EXERCISE DESCRIPTION:
Copy out every record precisely.

++++ DATASET ENTRIES

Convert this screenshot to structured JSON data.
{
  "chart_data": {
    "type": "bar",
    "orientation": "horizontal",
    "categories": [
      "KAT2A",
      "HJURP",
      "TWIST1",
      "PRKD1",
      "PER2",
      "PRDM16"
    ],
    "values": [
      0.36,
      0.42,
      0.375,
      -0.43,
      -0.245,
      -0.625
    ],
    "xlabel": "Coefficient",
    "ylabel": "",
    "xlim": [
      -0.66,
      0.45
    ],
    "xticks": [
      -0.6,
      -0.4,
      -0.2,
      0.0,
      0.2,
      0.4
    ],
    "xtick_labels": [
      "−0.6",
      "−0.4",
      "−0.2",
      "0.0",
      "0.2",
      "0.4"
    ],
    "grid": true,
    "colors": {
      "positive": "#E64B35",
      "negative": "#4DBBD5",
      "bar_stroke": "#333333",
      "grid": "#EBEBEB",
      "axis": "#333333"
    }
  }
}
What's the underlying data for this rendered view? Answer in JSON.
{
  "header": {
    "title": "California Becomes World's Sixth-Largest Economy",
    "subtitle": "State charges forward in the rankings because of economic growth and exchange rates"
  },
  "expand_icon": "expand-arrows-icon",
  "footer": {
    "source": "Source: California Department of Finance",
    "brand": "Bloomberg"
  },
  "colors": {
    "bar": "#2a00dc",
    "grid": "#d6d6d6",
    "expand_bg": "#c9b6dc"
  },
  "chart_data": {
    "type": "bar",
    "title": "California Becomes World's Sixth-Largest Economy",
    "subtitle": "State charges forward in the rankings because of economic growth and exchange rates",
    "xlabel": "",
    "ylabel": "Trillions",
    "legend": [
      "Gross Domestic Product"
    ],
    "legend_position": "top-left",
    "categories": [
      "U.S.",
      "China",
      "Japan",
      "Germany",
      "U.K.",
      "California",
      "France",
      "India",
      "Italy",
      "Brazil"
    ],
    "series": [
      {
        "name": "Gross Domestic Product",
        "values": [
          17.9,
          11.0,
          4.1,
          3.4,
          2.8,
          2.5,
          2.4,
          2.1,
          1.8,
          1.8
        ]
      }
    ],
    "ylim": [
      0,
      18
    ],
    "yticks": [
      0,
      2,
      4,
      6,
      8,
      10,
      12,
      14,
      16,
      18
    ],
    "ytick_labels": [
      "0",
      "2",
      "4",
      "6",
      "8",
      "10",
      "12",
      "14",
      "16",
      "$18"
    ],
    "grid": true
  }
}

++++++++

RESPONSE TO THIS TASK:
Convert this screenshot to structured JSON data.
{
  "chart_data": {
    "type": "bar",
    "orientation": "horizontal",
    "categories": [
      "KAT2A",
      "HJURP",
      "TWIST1",
      "PRKD1",
      "PER2",
      "PRDM16"
    ],
    "values": [
      0.36,
      0.42,
      0.375,
      -0.43,
      -0.245,
      -0.625
    ],
    "xlabel": "Coefficient",
    "ylabel": "",
    "xlim": [
      -0.66,
      0.45
    ],
    "xticks": [
      -0.6,
      -0.4,
      -0.2,
      0.0,
      0.2,
      0.4
    ],
    "xtick_labels": [
      "−0.6",
      "−0.4",
      "−0.2",
      "0.0",
      "0.2",
      "0.4"
    ],
    "grid": true,
    "colors": {
      "positive": "#E64B35",
      "negative": "#4DBBD5",
      "bar_stroke": "#333333",
      "grid": "#EBEBEB",
      "axis": "#333333"
    }
  }
}
What's the underlying data for this rendered view? Answer in JSON.
{
  "header": {
    "title": "California Becomes World's Sixth-Largest Economy",
    "subtitle": "State charges forward in the rankings because of economic growth and exchange rates"
  },
  "expand_icon": "expand-arrows-icon",
  "footer": {
    "source": "Source: California Department of Finance",
    "brand": "Bloomberg"
  },
  "colors": {
    "bar": "#2a00dc",
    "grid": "#d6d6d6",
    "expand_bg": "#c9b6dc"
  },
  "chart_data": {
    "type": "bar",
    "title": "California Becomes World's Sixth-Largest Economy",
    "subtitle": "State charges forward in the rankings because of economic growth and exchange rates",
    "xlabel": "",
    "ylabel": "Trillions",
    "legend": [
      "Gross Domestic Product"
    ],
    "legend_position": "top-left",
    "categories": [
      "U.S.",
      "China",
      "Japan",
      "Germany",
      "U.K.",
      "California",
      "France",
      "India",
      "Italy",
      "Brazil"
    ],
    "series": [
      {
        "name": "Gross Domestic Product",
        "values": [
          17.9,
          11.0,
          4.1,
          3.4,
          2.8,
          2.5,
          2.4,
          2.1,
          1.8,
          1.8
        ]
      }
    ],
    "ylim": [
      0,
      18
    ],
    "yticks": [
      0,
      2,
      4,
      6,
      8,
      10,
      12,
      14,
      16,
      18
    ],
    "ytick_labels": [
      "0",
      "2",
      "4",
      "6",
      "8",
      "10",
      "12",
      "14",
      "16",
      "$18"
    ],
    "grid": true
  }
}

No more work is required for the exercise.